» **Set exercise**: Write out each line exactly as it stands, please.

Rows from a figure dataset:

┏━━

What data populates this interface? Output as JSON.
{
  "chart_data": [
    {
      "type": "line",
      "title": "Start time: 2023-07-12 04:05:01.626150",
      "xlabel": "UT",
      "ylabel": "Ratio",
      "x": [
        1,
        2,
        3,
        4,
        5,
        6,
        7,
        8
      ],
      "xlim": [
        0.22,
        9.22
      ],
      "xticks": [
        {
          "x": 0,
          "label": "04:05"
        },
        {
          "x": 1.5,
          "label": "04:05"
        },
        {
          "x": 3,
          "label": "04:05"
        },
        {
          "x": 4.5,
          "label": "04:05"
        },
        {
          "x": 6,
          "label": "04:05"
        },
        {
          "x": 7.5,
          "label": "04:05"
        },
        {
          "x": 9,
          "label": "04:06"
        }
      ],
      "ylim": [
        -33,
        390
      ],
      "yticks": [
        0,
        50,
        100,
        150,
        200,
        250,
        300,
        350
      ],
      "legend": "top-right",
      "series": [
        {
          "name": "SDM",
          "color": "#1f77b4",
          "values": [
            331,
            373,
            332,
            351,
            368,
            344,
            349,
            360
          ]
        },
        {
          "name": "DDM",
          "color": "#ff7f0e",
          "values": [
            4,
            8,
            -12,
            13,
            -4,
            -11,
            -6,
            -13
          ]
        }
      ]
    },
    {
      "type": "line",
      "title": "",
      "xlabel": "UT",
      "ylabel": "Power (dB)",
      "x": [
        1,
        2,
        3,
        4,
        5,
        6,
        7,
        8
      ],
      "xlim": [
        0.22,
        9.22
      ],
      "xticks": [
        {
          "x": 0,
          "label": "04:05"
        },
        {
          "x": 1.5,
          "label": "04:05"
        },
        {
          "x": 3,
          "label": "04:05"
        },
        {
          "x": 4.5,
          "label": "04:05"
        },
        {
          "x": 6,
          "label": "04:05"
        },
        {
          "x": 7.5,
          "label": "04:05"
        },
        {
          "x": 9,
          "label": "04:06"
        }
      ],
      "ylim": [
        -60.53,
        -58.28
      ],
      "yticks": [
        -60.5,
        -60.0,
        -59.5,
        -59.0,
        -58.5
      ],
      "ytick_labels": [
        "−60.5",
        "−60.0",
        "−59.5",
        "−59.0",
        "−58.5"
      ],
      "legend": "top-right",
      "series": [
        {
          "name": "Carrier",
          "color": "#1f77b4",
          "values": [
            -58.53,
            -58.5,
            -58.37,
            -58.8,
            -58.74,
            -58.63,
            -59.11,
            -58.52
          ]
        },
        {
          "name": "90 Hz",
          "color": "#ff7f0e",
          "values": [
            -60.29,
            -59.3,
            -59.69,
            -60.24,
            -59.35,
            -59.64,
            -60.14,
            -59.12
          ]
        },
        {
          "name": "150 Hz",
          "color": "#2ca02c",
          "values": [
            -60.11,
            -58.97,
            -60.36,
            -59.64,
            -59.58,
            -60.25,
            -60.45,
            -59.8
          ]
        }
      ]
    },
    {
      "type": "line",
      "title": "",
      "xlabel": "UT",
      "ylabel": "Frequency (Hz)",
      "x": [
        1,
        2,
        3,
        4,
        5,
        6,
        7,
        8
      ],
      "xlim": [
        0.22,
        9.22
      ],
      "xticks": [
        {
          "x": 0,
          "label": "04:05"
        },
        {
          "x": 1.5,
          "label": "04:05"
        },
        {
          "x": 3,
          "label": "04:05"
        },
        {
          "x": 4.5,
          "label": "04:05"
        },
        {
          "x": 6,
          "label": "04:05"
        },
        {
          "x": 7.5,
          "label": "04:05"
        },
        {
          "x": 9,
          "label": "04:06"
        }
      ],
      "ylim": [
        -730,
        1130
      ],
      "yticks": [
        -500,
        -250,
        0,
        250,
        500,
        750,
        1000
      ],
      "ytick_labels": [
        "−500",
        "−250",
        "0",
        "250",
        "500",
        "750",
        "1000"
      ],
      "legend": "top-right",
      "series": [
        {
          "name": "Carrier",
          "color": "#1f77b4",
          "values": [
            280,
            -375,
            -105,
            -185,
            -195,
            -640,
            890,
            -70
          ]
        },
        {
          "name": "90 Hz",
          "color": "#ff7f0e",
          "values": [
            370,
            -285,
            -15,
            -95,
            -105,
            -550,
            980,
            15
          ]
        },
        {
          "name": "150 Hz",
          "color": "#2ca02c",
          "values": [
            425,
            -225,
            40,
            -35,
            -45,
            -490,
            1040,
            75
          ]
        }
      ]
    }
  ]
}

┗━━

» **Correct response**:
What data populates this interface? Output as JSON.
{
  "chart_data": [
    {
      "type": "line",
      "title": "Start time: 2023-07-12 04:05:01.626150",
      "xlabel": "UT",
      "ylabel": "Ratio",
      "x": [
        1,
        2,
        3,
        4,
        5,
        6,
        7,
        8
      ],
      "xlim": [
        0.22,
        9.22
      ],
      "xticks": [
        {
          "x": 0,
          "label": "04:05"
        },
        {
          "x": 1.5,
          "label": "04:05"
        },
        {
          "x": 3,
          "label": "04:05"
        },
        {
          "x": 4.5,
          "label": "04:05"
        },
        {
          "x": 6,
          "label": "04:05"
        },
        {
          "x": 7.5,
          "label": "04:05"
        },
        {
          "x": 9,
          "label": "04:06"
        }
      ],
      "ylim": [
        -33,
        390
      ],
      "yticks": [
        0,
        50,
        100,
        150,
        200,
        250,
        300,
        350
      ],
      "legend": "top-right",
      "series": [
        {
          "name": "SDM",
          "color": "#1f77b4",
          "values": [
            331,
            373,
            332,
            351,
            368,
            344,
            349,
            360
          ]
        },
        {
          "name": "DDM",
          "color": "#ff7f0e",
          "values": [
            4,
            8,
            -12,
            13,
            -4,
            -11,
            -6,
            -13
          ]
        }
      ]
    },
    {
      "type": "line",
      "title": "",
      "xlabel": "UT",
      "ylabel": "Power (dB)",
      "x": [
        1,
        2,
        3,
        4,
        5,
        6,
        7,
        8
      ],
      "xlim": [
        0.22,
        9.22
      ],
      "xticks": [
        {
          "x": 0,
          "label": "04:05"
        },
        {
          "x": 1.5,
          "label": "04:05"
        },
        {
          "x": 3,
          "label": "04:05"
        },
        {
          "x": 4.5,
          "label": "04:05"
        },
        {
          "x": 6,
          "label": "04:05"
        },
        {
          "x": 7.5,
          "label": "04:05"
        },
        {
          "x": 9,
          "label": "04:06"
        }
      ],
      "ylim": [
        -60.53,
        -58.28
      ],
      "yticks": [
        -60.5,
        -60.0,
        -59.5,
        -59.0,
        -58.5
      ],
      "ytick_labels": [
        "−60.5",
        "−60.0",
        "−59.5",
        "−59.0",
        "−58.5"
      ],
      "legend": "top-right",
      "series": [
        {
          "name": "Carrier",
          "color": "#1f77b4",
          "values": [
            -58.53,
            -58.5,
            -58.37,
            -58.8,
            -58.74,
            -58.63,
            -59.11,
            -58.52
          ]
        },
        {
          "name": "90 Hz",
          "color": "#ff7f0e",
          "values": [
            -60.29,
            -59.3,
            -59.69,
            -60.24,
            -59.35,
            -59.64,
            -60.14,
            -59.12
          ]
        },
        {
          "name": "150 Hz",
          "color": "#2ca02c",
          "values": [
            -60.11,
            -58.97,
            -60.36,
            -59.64,
            -59.58,
            -60.25,
            -60.45,
            -59.8
          ]
        }
      ]
    },
    {
      "type": "line",
      "title": "",
      "xlabel": "UT",
      "ylabel": "Frequency (Hz)",
      "x": [
        1,
        2,
        3,
        4,
        5,
        6,
        7,
        8
      ],
      "xlim": [
        0.22,
        9.22
      ],
      "xticks": [
        {
          "x": 0,
          "label": "04:05"
        },
        {
          "x": 1.5,
          "label": "04:05"
        },
        {
          "x": 3,
          "label": "04:05"
        },
        {
          "x": 4.5,
          "label": "04:05"
        },
        {
          "x": 6,
          "label": "04:05"
        },
        {
          "x": 7.5,
          "label": "04:05"
        },
        {
          "x": 9,
          "label": "04:06"
        }
      ],
      "ylim": [
        -730,
        1130
      ],
      "yticks": [
        -500,
        -250,
        0,
        250,
        500,
        750,
        1000
      ],
      "ytick_labels": [
        "−500",
        "−250",
        "0",
        "250",
        "500",
        "750",
        "1000"
      ],
      "legend": "top-right",
      "series": [
        {
          "name": "Carrier",
          "color": "#1f77b4",
          "values": [
            280,
            -375,
            -105,
            -185,
            -195,
            -640,
            890,
            -70
          ]
        },
        {
          "name": "90 Hz",
          "color": "#ff7f0e",
          "values": [
            370,
            -285,
            -15,
            -95,
            -105,
            -550,
            980,
            15
          ]
        },
        {
          "name": "150 Hz",
          "color": "#2ca02c",
          "values": [
            425,
            -225,
            40,
            -35,
            -45,
            -490,
            1040,
            75
          ]
        }
      ]
    }
  ]
}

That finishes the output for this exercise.